#### SHORT EXERCISE
Where a line holds "Average", copy it.

### ROWS ###

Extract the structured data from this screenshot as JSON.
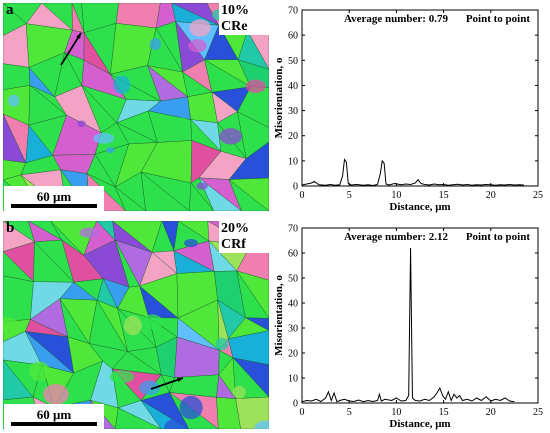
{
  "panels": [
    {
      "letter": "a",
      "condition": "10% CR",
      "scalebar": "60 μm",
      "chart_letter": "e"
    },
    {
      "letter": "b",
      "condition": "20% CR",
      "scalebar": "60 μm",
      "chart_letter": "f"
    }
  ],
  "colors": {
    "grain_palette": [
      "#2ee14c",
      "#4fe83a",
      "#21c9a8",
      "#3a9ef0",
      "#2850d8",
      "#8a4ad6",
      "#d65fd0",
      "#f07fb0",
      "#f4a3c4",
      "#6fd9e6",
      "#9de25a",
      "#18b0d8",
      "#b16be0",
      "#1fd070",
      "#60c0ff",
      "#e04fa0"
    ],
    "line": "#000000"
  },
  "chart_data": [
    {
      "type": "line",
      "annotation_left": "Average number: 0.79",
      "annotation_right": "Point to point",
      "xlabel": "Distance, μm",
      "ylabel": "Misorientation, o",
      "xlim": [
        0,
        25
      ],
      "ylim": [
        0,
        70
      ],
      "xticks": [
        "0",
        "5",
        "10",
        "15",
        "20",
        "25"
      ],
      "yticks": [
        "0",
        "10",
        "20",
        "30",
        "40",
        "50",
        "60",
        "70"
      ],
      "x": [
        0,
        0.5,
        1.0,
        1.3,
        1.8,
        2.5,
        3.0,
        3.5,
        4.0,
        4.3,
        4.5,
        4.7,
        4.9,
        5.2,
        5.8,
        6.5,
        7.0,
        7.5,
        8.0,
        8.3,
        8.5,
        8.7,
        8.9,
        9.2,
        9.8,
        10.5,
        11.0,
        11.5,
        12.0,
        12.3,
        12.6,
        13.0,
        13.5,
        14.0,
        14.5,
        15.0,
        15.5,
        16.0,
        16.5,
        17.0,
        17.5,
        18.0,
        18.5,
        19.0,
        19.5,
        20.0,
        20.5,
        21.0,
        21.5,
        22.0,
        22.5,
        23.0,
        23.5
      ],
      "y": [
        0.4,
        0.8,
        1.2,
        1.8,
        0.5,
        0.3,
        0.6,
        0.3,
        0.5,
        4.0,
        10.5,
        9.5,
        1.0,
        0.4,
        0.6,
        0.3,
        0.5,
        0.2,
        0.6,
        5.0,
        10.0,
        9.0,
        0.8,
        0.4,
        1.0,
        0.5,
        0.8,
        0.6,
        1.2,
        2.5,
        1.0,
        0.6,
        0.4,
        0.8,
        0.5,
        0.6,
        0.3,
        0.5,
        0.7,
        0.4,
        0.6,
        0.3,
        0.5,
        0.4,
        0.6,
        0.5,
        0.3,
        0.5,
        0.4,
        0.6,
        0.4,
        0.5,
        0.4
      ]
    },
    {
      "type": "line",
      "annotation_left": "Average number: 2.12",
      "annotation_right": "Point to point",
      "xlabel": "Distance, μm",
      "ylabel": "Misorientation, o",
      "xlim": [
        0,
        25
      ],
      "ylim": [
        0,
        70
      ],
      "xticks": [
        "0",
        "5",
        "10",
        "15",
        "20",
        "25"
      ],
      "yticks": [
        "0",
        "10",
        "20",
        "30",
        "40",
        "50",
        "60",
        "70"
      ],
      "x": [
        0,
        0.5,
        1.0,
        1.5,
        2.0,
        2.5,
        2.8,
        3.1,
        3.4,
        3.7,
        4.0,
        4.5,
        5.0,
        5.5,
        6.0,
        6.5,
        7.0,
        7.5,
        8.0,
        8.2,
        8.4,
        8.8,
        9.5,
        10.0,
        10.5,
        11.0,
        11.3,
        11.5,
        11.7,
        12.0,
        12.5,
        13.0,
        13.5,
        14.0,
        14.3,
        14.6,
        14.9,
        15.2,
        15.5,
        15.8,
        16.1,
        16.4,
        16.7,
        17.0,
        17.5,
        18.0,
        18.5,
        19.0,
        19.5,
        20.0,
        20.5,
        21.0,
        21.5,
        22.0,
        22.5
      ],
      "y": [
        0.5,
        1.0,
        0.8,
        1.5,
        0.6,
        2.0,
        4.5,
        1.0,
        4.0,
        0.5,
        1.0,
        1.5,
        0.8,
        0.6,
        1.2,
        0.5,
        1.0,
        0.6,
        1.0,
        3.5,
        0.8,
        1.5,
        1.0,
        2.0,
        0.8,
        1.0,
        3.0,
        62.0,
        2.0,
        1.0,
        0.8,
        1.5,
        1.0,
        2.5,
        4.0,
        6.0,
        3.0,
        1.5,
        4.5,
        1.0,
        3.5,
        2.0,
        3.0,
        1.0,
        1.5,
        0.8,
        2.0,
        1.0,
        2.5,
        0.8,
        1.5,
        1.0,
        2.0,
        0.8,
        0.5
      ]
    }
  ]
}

###

#### REPLY TO THE TASK
      "annotation_left": "Average number: 0.79",
      "annotation_left": "Average number: 2.12",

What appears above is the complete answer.